**THE EXERCISE:** Copy out all the lines in the records that include the word "text".

Begin SUPPLIED MATERIAL

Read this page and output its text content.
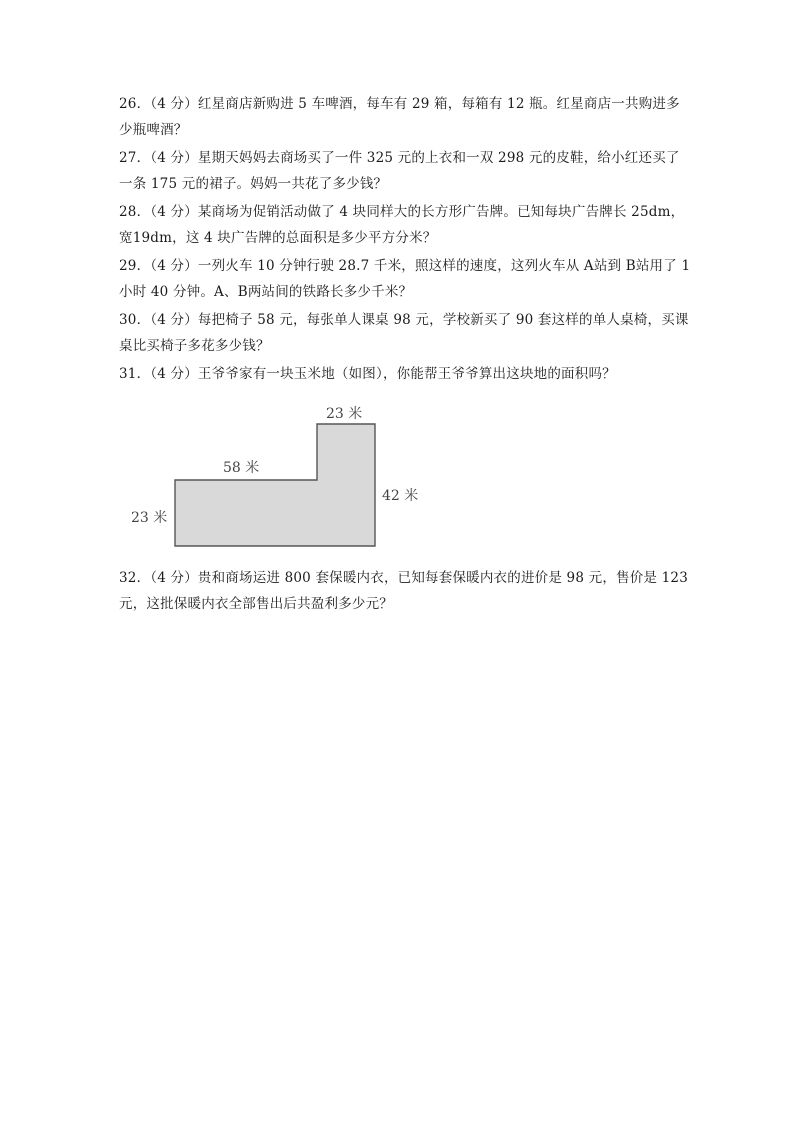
26．（4 分）红星商店新购进 5 车啤酒，每车有 29 箱，每箱有 12 瓶。红星商店一共购进多
少瓶啤酒？
27．（4 分）星期天妈妈去商场买了一件 325 元的上衣和一双 298 元的皮鞋，给小红还买了
一条 175 元的裙子。妈妈一共花了多少钱？
28．（4 分）某商场为促销活动做了 4 块同样大的长方形广告牌。已知每块广告牌长 25dm，
宽19dm，这 4 块广告牌的总面积是多少平方分米？
29．（4 分）一列火车 10 分钟行驶 28.7 千米，照这样的速度，这列火车从 A站到 B站用了 1
小时 40 分钟。A、B两站间的铁路长多少千米？
30．（4 分）每把椅子 58 元，每张单人课桌 98 元，学校新买了 90 套这样的单人桌椅，买课
桌比买椅子多花多少钱？
31．（4 分）王爷爷家有一块玉米地（如图），你能帮王爷爷算出这块地的面积吗？
23 米
58 米
42 米
23 米
32．（4 分）贵和商场运进 800 套保暖内衣，已知每套保暖内衣的进价是 98 元，售价是 123
元，这批保暖内衣全部售出后共盈利多少元？
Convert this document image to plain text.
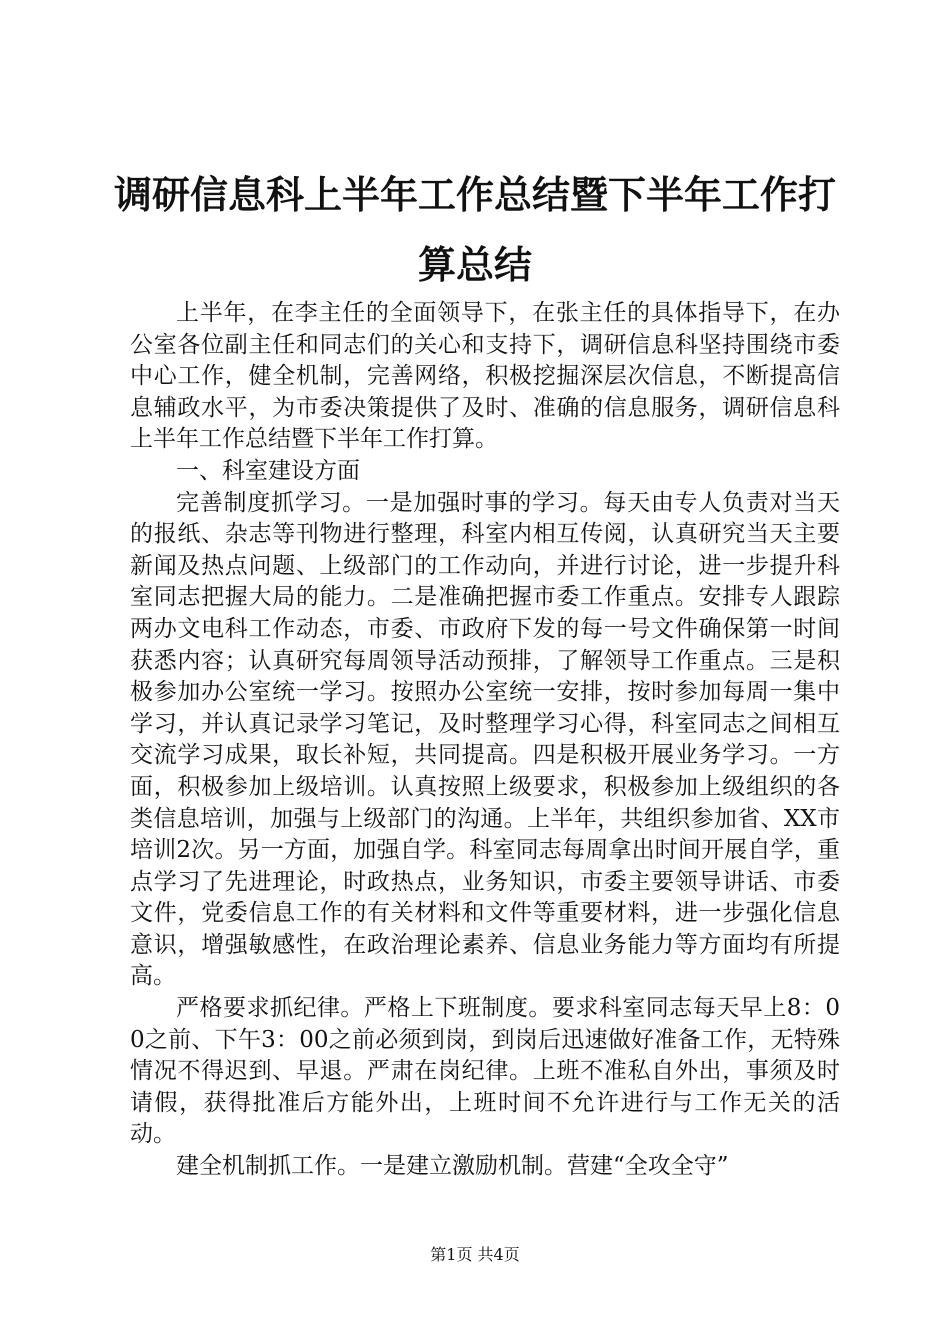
调研信息科上半年工作总结暨下半年工作打算总结

上半年，在李主任的全面领导下，在张主任的具体指导下，在办公室各位副主任和同志们的关心和支持下，调研信息科坚持围绕市委中心工作，健全机制，完善网络，积极挖掘深层次信息，不断提高信息辅政水平，为市委决策提供了及时、准确的信息服务，调研信息科上半年工作总结暨下半年工作打算。

一、科室建设方面

完善制度抓学习。一是加强时事的学习。每天由专人负责对当天的报纸、杂志等刊物进行整理，科室内相互传阅，认真研究当天主要新闻及热点问题、上级部门的工作动向，并进行讨论，进一步提升科室同志把握大局的能力。二是准确把握市委工作重点。安排专人跟踪两办文电科工作动态，市委、市政府下发的每一号文件确保第一时间获悉内容；认真研究每周领导活动预排，了解领导工作重点。三是积极参加办公室统一学习。按照办公室统一安排，按时参加每周一集中学习，并认真记录学习笔记，及时整理学习心得，科室同志之间相互交流学习成果，取长补短，共同提高。四是积极开展业务学习。一方面，积极参加上级培训。认真按照上级要求，积极参加上级组织的各类信息培训，加强与上级部门的沟通。上半年，共组织参加省、XX市培训2次。另一方面，加强自学。科室同志每周拿出时间开展自学，重点学习了先进理论，时政热点，业务知识，市委主要领导讲话、市委文件，党委信息工作的有关材料和文件等重要材料，进一步强化信息意识，增强敏感性，在政治理论素养、信息业务能力等方面均有所提高。

严格要求抓纪律。严格上下班制度。要求科室同志每天早上8：00之前、下午3：00之前必须到岗，到岗后迅速做好准备工作，无特殊情况不得迟到、早退。严肃在岗纪律。上班不准私自外出，事须及时请假，获得批准后方能外出，上班时间不允许进行与工作无关的活动。

建全机制抓工作。一是建立激励机制。营建“全攻全守”

第1页 共4页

End SUPPLIED MATERIAL

**WRITTEN RESPONSE:**
Read this page and output its text content.
Convert this document image to plain text.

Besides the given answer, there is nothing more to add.